EXERCISE PROMPT
Turn the stretch of the records from the start through the line containing "bx-point <box>1289 235 1291 238</box>" into a JSON list of strings, one string per line, leaving out blank lines.
>> start DATASET
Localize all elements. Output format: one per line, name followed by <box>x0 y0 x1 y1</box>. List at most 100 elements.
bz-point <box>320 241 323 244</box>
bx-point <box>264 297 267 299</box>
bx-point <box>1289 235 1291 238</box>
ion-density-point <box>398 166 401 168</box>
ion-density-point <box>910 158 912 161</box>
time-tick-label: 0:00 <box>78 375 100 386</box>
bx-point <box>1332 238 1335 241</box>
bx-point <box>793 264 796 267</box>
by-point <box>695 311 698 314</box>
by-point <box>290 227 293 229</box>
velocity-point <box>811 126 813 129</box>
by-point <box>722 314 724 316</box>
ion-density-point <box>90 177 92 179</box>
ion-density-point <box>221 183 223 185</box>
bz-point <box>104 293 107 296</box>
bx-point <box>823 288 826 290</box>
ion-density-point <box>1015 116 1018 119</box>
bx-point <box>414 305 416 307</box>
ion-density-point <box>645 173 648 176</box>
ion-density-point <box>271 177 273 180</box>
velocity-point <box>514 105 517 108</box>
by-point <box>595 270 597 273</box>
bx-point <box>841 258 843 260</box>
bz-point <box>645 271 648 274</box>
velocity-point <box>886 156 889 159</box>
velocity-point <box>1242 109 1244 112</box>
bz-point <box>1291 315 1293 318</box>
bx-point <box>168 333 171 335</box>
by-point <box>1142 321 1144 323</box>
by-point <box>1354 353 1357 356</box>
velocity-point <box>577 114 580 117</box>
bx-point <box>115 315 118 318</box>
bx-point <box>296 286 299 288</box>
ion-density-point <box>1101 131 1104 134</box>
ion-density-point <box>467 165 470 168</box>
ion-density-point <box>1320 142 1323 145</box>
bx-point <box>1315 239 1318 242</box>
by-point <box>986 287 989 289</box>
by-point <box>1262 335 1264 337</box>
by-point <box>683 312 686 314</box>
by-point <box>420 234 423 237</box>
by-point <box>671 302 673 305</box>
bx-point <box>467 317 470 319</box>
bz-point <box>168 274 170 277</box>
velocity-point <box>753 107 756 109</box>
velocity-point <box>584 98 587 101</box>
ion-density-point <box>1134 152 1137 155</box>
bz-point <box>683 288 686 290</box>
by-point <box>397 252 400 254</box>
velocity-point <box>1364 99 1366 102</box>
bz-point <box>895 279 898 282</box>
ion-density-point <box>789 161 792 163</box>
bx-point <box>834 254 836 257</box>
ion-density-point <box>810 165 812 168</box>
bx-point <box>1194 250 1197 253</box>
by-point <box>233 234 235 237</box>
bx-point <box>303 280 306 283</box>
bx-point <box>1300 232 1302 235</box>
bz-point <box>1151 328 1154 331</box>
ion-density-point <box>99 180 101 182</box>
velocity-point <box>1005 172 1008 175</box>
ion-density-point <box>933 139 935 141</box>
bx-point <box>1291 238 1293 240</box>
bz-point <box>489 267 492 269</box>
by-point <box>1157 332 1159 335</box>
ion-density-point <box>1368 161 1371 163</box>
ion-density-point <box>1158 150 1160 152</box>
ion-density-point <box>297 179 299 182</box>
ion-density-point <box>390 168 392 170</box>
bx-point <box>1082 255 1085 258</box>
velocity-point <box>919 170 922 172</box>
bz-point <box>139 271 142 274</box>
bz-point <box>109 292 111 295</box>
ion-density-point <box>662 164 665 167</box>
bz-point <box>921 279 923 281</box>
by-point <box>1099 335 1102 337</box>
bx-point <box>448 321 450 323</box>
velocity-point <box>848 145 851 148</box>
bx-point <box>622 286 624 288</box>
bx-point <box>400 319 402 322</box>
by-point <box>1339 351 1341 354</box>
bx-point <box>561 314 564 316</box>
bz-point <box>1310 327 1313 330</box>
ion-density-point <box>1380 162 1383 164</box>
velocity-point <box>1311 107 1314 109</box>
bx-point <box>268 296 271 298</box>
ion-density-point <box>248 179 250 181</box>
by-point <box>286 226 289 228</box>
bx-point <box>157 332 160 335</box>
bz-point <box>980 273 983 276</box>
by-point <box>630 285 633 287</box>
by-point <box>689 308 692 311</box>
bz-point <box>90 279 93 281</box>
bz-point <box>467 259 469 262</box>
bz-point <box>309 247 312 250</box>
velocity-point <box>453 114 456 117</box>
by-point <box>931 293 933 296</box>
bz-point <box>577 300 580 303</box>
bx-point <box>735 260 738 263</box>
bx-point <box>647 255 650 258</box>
>> end DATASET
OUTPUT OF THE EXERCISE
[
  "Localize all elements. Output format: one per line, name followed by <box>x0 y0 x1 y1</box>. List at most 100 elements.",
  "bz-point <box>320 241 323 244</box>",
  "bx-point <box>264 297 267 299</box>",
  "bx-point <box>1289 235 1291 238</box>"
]